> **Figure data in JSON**
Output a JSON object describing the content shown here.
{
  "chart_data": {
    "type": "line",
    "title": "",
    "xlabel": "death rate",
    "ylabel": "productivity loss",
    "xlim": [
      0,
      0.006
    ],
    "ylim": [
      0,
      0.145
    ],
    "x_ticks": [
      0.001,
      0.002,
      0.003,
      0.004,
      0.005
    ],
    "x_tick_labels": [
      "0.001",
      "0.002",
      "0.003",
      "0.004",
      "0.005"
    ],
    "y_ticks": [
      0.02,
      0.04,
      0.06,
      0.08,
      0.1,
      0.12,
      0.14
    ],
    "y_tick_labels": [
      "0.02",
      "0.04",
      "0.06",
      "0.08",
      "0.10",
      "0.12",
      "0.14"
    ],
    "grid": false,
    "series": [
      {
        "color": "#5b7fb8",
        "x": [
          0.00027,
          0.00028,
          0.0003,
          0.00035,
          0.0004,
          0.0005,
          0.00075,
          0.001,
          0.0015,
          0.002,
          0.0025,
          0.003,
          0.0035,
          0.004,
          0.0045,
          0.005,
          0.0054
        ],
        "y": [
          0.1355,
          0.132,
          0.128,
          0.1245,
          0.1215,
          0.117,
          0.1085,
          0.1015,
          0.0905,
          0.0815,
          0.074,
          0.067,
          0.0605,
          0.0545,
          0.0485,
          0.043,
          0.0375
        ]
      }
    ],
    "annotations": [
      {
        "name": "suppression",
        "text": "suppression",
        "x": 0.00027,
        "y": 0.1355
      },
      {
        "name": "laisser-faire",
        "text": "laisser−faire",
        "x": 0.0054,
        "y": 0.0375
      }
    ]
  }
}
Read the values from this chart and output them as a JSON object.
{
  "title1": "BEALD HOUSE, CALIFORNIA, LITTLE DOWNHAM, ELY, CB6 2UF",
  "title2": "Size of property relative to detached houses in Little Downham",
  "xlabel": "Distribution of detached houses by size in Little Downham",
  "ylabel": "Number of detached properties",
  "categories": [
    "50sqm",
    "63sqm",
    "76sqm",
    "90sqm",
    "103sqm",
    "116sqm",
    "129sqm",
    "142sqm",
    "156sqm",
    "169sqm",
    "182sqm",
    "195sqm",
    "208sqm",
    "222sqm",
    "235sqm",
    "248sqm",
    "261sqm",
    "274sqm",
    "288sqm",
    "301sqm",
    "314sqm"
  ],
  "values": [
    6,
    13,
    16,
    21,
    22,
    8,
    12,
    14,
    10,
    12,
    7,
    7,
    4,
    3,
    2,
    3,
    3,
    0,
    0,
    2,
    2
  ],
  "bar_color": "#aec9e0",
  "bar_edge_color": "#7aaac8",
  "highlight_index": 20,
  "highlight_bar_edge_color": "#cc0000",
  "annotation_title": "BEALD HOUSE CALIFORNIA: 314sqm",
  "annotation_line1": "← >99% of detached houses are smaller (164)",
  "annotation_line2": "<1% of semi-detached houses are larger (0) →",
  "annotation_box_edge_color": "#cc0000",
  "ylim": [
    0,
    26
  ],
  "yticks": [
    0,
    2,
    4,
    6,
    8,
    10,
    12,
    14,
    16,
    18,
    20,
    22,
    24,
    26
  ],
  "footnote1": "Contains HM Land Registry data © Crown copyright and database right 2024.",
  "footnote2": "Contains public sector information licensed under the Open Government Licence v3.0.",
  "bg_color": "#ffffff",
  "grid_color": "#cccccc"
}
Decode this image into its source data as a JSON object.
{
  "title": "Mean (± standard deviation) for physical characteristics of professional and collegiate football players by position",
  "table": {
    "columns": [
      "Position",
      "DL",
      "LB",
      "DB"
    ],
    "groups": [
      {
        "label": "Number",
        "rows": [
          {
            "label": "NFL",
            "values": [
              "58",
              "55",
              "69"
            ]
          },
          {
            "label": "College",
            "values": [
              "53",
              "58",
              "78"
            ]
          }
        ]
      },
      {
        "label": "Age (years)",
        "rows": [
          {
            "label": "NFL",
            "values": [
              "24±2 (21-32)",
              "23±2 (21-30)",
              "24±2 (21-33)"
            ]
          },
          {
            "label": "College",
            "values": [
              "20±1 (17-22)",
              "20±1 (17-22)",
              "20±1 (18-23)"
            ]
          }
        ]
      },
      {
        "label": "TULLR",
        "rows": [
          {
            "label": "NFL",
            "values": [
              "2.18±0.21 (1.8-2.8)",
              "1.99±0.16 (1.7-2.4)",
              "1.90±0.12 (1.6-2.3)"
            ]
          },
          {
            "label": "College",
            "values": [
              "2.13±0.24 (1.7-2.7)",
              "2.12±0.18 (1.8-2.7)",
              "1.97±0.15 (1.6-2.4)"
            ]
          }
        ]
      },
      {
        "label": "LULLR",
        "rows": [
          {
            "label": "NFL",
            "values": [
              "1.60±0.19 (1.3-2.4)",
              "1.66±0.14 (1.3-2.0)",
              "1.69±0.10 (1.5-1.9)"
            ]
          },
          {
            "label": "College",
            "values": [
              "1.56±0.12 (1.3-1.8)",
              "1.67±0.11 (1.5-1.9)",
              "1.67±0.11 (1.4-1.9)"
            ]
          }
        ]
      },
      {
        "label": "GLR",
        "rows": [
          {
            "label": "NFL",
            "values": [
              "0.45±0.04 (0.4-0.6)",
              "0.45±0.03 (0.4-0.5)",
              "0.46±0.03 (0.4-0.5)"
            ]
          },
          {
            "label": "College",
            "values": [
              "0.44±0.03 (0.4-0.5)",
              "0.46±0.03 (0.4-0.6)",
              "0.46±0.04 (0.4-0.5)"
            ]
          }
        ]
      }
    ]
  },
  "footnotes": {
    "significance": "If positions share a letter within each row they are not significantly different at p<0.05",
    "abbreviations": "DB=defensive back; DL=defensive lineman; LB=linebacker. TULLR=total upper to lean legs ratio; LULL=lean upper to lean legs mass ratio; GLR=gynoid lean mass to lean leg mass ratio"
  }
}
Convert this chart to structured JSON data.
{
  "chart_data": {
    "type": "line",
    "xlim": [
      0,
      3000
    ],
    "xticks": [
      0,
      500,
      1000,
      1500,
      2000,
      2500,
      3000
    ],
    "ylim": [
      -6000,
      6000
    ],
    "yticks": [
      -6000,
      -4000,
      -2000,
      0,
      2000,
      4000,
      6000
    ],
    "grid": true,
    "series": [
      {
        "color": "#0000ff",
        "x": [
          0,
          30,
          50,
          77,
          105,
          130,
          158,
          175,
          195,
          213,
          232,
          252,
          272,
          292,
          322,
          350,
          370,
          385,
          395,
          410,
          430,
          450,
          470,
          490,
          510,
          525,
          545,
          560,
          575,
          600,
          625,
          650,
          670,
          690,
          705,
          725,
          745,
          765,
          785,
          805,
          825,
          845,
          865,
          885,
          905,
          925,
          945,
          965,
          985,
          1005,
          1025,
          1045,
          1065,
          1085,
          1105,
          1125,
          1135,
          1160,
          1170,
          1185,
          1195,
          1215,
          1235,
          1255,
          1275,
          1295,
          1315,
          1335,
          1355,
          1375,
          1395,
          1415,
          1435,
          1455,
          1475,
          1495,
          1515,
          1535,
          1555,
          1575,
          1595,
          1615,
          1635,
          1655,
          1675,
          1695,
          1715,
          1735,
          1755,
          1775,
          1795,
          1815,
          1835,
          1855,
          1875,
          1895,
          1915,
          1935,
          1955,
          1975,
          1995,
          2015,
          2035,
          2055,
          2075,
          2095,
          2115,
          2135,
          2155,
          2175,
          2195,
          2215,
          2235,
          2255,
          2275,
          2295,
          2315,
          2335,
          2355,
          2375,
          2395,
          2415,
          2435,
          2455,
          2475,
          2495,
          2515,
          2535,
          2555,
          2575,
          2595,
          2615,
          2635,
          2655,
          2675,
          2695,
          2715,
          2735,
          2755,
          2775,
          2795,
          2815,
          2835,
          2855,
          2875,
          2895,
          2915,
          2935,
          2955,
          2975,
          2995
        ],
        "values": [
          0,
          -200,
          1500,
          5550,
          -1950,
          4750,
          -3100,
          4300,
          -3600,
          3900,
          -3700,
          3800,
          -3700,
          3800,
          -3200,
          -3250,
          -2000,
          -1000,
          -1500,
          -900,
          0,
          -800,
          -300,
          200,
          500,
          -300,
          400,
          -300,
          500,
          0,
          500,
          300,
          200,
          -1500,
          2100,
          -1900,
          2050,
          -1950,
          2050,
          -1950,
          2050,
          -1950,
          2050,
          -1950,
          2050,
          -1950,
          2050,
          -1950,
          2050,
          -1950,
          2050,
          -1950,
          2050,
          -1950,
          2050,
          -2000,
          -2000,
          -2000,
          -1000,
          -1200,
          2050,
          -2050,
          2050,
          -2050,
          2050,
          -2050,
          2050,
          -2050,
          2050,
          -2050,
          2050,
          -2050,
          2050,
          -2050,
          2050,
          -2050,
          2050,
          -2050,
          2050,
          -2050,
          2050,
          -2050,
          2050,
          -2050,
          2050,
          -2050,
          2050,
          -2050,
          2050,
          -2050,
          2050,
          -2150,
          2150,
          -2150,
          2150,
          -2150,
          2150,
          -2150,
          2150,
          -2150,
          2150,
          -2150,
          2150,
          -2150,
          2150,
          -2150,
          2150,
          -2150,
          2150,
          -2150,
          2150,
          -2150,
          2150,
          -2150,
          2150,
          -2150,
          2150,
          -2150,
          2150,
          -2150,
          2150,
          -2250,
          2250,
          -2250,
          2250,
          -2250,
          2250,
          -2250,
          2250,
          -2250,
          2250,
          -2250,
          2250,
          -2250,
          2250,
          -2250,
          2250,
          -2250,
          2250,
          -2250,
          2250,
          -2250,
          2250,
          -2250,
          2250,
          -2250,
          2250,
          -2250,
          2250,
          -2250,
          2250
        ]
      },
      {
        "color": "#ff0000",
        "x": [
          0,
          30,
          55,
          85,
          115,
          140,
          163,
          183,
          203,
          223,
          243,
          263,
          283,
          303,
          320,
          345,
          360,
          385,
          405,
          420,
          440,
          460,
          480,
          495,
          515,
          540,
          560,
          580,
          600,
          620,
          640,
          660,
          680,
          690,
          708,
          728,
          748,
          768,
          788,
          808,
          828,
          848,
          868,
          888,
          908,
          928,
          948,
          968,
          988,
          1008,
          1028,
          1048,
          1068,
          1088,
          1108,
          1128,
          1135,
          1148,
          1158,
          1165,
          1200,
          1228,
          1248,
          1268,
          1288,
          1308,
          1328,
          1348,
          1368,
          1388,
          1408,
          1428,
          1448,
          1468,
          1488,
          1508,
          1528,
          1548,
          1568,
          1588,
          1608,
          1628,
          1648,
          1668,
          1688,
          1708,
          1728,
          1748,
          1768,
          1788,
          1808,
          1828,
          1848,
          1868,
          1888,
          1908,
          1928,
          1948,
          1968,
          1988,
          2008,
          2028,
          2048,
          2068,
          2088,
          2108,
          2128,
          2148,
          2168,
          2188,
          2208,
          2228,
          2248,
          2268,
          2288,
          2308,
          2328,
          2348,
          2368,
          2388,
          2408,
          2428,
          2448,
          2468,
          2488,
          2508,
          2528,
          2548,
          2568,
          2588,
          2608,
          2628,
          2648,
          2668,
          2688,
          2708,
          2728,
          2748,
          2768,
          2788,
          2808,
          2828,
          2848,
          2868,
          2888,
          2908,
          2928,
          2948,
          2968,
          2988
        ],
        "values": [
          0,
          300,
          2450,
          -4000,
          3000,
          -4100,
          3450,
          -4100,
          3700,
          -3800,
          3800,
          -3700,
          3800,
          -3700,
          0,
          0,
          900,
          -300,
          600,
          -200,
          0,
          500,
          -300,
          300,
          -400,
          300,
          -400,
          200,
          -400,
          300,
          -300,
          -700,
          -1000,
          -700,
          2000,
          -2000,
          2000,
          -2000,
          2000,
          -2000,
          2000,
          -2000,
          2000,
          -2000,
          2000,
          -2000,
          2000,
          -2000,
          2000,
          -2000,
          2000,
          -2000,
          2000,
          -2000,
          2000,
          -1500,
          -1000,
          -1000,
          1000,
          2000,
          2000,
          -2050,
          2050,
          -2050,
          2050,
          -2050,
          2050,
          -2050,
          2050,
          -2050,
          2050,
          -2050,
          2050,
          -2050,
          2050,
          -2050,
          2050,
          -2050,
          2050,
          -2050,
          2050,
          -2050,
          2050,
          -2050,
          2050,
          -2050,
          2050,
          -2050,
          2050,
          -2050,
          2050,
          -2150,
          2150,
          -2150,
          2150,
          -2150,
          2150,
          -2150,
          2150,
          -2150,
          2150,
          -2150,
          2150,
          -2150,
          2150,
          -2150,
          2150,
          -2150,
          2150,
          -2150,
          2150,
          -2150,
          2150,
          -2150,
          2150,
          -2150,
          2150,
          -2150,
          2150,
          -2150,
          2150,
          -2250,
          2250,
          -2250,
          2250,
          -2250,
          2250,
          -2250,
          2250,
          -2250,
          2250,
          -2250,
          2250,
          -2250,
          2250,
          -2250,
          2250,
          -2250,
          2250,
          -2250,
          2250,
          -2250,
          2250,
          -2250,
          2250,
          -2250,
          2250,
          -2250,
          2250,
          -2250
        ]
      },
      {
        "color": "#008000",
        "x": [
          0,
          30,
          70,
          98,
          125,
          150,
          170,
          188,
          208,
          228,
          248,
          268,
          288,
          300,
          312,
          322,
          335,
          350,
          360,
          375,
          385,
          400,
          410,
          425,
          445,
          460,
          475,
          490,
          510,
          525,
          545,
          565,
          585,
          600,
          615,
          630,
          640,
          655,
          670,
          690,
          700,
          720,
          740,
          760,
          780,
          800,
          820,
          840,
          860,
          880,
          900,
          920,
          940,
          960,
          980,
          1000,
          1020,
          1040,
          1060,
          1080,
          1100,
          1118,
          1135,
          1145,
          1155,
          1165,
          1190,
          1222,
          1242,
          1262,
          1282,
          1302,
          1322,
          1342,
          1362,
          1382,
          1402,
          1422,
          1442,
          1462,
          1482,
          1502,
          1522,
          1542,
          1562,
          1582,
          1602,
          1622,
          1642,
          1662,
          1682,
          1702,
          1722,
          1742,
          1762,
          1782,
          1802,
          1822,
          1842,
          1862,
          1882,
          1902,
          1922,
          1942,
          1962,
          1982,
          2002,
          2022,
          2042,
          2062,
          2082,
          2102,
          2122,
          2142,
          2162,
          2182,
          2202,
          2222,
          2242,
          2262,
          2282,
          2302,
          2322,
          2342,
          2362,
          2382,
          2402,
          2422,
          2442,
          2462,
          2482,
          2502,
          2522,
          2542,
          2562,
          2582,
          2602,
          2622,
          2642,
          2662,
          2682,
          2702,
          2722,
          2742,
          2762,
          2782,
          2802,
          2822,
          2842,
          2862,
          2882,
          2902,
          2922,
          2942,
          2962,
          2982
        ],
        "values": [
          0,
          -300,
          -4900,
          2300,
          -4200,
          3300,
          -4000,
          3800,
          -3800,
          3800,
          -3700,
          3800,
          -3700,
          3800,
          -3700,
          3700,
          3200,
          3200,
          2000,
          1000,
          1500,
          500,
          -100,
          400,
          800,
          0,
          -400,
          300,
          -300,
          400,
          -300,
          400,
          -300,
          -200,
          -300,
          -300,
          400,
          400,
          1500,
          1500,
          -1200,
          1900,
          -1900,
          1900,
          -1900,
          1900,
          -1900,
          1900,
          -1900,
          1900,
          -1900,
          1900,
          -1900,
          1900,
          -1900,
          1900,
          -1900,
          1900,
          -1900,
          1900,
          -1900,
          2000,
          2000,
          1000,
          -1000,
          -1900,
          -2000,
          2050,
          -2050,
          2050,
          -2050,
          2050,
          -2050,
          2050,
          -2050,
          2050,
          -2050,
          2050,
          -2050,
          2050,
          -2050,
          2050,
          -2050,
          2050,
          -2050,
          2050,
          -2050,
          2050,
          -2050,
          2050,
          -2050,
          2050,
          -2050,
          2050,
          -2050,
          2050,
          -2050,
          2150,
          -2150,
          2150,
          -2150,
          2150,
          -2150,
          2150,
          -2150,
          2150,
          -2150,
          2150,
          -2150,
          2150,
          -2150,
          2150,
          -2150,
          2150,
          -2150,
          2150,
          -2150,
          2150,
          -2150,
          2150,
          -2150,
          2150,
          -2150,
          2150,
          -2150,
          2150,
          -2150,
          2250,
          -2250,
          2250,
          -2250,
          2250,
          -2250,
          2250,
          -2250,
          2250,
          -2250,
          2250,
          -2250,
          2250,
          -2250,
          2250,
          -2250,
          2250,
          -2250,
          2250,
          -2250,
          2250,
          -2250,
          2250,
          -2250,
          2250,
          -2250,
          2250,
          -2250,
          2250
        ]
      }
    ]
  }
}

> **WORK TO DO**
Determine the number of lines in the records that include the string "text", and respond with that number only.

> **REPLY TO THE TASK**
2